QUOTED TEXT ::

-- Begin --

More general programming than perl...

J

Justin C

I will be coding this in perl, but I can't yet get my head
around how I'm going to achieve what I want, maybe people
here can offer suggestions on how I might proceed -
obviously in broad terms, code is a way off at the moment
I think.

I need to prepare a "Latest Products" document, the
contents are coming from a database, I've got to fill the
document with the latest and stop when the document is 24
pages, however, the document runs chronologically from
oldest to newest. I'm trying to work out how I can decide
which item/date to put at the start of the document, so I
don't run out of data before 24 pages, or over-run 24
pages.

Information is broken up into date sections (listing new
products for that day), there are varying amounts of data
for each date, from a few lines to more than a page. There
is a section heading which is larger than a line of data,
and there is a vertical space between sections, so how
many lines I can fit on a page depends on how many
sections there will be.

Every page starts with a section/date heading regardless
of whether it's a continuation of the section on the
previous page or not.

Any suggestions one how I might, programatically, decide
where I should begin my document?



Justin.
 
R

Rainer Weikusat

[...]
I need to prepare a "Latest Products" document, the
contents are coming from a database, I've got to fill the
document with the latest and stop when the document is 24
pages, however, the document runs chronologically from
oldest to newest. I'm trying to work out how I can decide
which item/date to put at the start of the document, so I
don't run out of data before 24 pages, or over-run 24
pages.

[formatting details]
Any suggestions one how I might, programatically, decide
where I should begin my document?

Start with the last entry supposed to appear on the last page, ie, the
most recent one, and work backwards from that until you either run out
of data or have produced 24 pages.
 
R

Rainer Weikusat

Rainer Weikusat said:
[...]
I need to prepare a "Latest Products" document, the
contents are coming from a database, I've got to fill the
document with the latest and stop when the document is 24
pages, however, the document runs chronologically from
oldest to newest. I'm trying to work out how I can decide
which item/date to put at the start of the document, so I
don't run out of data before 24 pages, or over-run 24
pages.

[formatting details]
Any suggestions one how I might, programatically, decide
where I should begin my document?

Start with the last entry supposed to appear on the last page, ie, the
most recent one, and work backwards from that until you either run out
of data or have produced 24 pages.

This is not sufficient on its own in case there is less than 24 pages
worth of data, assuming that a partially filled page may appear at the
end and must not appear at the beginning. This can be solved with a
2-pass algorithm: First, move backward through the data (recording the
space needed for each entry and meta-entry, ie, section header) until 24
pages have been accumulated or there's no more data. Then, move forward
through the entries in order to produce actual pages. This step can be
avoided if there are 24 pages but that's probably not worth the effort.

Possible gotcha: A situation where a lone 'date section heading' appears
at the bottom of a page, followed by the first entry for that day should
probably be avoided.
 
G

gamo

El 30/04/14 13:29, Justin C escribió:
I will be coding this in perl, but I can't yet get my head
around how I'm going to achieve what I want, maybe people
here can offer suggestions on how I might proceed -
obviously in broad terms, code is a way off at the moment
I think.

-- End --

WORKING DATA ::
-- Begin --

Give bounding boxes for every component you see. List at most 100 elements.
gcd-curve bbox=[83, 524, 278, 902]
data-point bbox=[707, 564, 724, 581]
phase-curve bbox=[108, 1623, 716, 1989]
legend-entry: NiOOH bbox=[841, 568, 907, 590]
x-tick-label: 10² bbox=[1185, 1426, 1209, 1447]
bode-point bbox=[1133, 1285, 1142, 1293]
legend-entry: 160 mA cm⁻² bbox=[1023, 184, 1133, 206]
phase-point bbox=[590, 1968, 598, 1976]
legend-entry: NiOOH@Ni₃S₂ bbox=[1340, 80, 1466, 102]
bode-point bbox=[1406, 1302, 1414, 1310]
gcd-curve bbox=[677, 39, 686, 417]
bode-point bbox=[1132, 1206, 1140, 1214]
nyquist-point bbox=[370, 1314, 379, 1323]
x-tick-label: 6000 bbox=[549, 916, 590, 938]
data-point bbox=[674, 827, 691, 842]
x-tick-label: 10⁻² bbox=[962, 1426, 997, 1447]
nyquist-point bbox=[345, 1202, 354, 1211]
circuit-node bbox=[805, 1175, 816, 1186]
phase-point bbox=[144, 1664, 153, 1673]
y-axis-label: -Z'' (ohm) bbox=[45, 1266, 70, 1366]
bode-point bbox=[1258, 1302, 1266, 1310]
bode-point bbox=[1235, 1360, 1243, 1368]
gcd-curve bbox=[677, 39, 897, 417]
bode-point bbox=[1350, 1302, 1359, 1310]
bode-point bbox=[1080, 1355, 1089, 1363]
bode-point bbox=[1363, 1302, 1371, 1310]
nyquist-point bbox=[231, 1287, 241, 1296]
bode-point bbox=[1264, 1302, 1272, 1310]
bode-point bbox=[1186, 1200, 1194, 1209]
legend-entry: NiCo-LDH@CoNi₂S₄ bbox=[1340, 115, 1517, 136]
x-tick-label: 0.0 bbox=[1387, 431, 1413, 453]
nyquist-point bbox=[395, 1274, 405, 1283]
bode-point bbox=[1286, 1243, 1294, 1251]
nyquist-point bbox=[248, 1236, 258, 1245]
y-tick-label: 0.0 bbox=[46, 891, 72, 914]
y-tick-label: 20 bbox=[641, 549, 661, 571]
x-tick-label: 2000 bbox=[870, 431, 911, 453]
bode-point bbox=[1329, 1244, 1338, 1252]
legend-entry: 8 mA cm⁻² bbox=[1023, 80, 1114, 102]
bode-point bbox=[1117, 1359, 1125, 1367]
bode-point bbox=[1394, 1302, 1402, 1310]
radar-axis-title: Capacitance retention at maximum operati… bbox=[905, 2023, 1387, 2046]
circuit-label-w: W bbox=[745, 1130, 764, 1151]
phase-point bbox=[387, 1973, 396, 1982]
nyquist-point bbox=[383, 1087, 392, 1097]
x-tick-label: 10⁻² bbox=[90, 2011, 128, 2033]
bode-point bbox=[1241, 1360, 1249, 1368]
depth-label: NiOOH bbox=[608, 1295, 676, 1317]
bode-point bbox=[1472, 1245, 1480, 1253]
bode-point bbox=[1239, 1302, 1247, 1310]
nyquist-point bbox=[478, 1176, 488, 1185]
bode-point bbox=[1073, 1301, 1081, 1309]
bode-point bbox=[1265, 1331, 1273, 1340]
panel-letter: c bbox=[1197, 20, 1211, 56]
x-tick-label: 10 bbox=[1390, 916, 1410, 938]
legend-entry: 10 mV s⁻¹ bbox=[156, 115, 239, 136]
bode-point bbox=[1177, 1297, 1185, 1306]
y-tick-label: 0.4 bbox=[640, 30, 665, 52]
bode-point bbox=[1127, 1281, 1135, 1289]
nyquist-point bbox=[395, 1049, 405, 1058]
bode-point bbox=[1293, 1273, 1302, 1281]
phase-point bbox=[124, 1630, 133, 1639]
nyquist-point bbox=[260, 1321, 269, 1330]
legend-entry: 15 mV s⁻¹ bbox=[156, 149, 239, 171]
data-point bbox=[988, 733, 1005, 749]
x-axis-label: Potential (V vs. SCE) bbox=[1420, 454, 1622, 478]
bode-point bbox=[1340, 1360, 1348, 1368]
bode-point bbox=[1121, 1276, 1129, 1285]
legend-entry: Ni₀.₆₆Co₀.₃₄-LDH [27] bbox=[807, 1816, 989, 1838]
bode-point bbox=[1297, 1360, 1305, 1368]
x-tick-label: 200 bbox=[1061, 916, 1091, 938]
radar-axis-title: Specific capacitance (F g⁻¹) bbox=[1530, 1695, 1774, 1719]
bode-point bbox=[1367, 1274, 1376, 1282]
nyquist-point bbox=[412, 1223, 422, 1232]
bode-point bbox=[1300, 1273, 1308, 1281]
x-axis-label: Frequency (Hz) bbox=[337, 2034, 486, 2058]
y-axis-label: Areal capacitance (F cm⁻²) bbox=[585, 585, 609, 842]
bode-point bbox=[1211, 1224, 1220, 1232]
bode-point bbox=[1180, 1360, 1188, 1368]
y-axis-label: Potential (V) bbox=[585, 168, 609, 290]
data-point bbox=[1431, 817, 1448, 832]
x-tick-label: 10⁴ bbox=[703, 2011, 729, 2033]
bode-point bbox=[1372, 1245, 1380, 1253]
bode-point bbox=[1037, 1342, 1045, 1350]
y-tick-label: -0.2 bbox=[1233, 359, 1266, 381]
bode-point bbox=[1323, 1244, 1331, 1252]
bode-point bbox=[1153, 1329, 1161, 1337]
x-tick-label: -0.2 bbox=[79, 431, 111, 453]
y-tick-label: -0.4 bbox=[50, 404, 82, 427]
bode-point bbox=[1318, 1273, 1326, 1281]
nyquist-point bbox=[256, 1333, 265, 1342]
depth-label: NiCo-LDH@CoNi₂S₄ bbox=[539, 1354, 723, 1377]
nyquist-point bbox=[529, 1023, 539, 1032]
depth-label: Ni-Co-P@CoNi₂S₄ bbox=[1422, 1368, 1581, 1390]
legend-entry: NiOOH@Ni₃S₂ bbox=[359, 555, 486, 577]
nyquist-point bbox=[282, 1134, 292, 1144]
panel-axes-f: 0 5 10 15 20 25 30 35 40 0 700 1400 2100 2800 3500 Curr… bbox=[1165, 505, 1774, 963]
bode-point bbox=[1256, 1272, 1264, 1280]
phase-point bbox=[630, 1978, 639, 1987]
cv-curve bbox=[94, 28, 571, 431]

-- End --

TASK LIST ::
**A)** In the forum thread, at what page count does the "Latest Products" document have to stop?
**B)** In the entries, swap "gcd-curve" for "charge-curve" in the stretch from the start of the entries through the line containing "x-tick-label: 2000 bbox=[870, 431, 911, 453]", leave everything else unchanged, and give back only those lines.

OUTPUTS ::
**A)** 24 pages.

**B)**
Give bounding boxes for every component you see. List at most 100 elements.
charge-curve bbox=[83, 524, 278, 902]
data-point bbox=[707, 564, 724, 581]
phase-curve bbox=[108, 1623, 716, 1989]
legend-entry: NiOOH bbox=[841, 568, 907, 590]
x-tick-label: 10² bbox=[1185, 1426, 1209, 1447]
bode-point bbox=[1133, 1285, 1142, 1293]
legend-entry: 160 mA cm⁻² bbox=[1023, 184, 1133, 206]
phase-point bbox=[590, 1968, 598, 1976]
legend-entry: NiOOH@Ni₃S₂ bbox=[1340, 80, 1466, 102]
bode-point bbox=[1406, 1302, 1414, 1310]
charge-curve bbox=[677, 39, 686, 417]
bode-point bbox=[1132, 1206, 1140, 1214]
nyquist-point bbox=[370, 1314, 379, 1323]
x-tick-label: 6000 bbox=[549, 916, 590, 938]
data-point bbox=[674, 827, 691, 842]
x-tick-label: 10⁻² bbox=[962, 1426, 997, 1447]
nyquist-point bbox=[345, 1202, 354, 1211]
circuit-node bbox=[805, 1175, 816, 1186]
phase-point bbox=[144, 1664, 153, 1673]
y-axis-label: -Z'' (ohm) bbox=[45, 1266, 70, 1366]
bode-point bbox=[1258, 1302, 1266, 1310]
bode-point bbox=[1235, 1360, 1243, 1368]
charge-curve bbox=[677, 39, 897, 417]
bode-point bbox=[1350, 1302, 1359, 1310]
bode-point bbox=[1080, 1355, 1089, 1363]
bode-point bbox=[1363, 1302, 1371, 1310]
nyquist-point bbox=[231, 1287, 241, 1296]
bode-point bbox=[1264, 1302, 1272, 1310]
bode-point bbox=[1186, 1200, 1194, 1209]
legend-entry: NiCo-LDH@CoNi₂S₄ bbox=[1340, 115, 1517, 136]
x-tick-label: 0.0 bbox=[1387, 431, 1413, 453]
nyquist-point bbox=[395, 1274, 405, 1283]
bode-point bbox=[1286, 1243, 1294, 1251]
nyquist-point bbox=[248, 1236, 258, 1245]
y-tick-label: 0.0 bbox=[46, 891, 72, 914]
y-tick-label: 20 bbox=[641, 549, 661, 571]
x-tick-label: 2000 bbox=[870, 431, 911, 453]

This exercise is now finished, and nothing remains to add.